Exercise
Copy each line that has the string "associated" somewhere in it.

Records for processing
##########
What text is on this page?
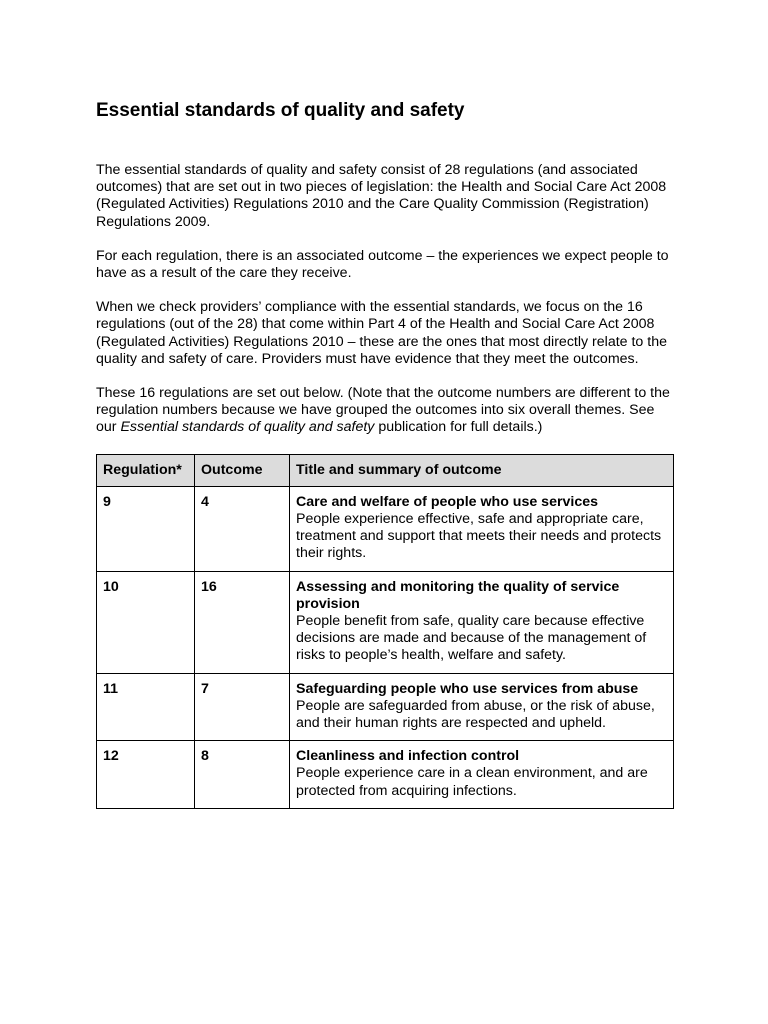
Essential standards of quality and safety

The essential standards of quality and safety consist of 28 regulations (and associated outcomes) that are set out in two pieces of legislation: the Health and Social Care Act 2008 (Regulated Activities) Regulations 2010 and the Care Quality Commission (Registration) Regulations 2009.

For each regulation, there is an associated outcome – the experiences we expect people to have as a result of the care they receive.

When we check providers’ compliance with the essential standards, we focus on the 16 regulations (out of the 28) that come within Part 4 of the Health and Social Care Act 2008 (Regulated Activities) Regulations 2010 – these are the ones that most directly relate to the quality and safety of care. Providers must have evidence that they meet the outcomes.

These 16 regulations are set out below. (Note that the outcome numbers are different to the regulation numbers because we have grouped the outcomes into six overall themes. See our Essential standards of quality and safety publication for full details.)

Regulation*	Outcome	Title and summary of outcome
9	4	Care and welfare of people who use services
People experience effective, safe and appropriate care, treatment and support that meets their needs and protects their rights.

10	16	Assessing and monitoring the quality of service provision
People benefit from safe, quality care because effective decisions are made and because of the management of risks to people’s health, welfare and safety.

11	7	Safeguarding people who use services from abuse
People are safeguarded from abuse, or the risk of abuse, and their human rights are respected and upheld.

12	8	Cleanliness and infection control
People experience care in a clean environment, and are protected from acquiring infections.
##########
Final result
The essential standards of quality and safety consist of 28 regulations (and associated outcomes) that are set out in two pieces of legislation: the Health and Social Care Act 2008 (Regulated Activities) Regulations 2010 and the Care Quality Commission (Registration) Regulations 2009.
For each regulation, there is an associated outcome – the experiences we expect people to have as a result of the care they receive.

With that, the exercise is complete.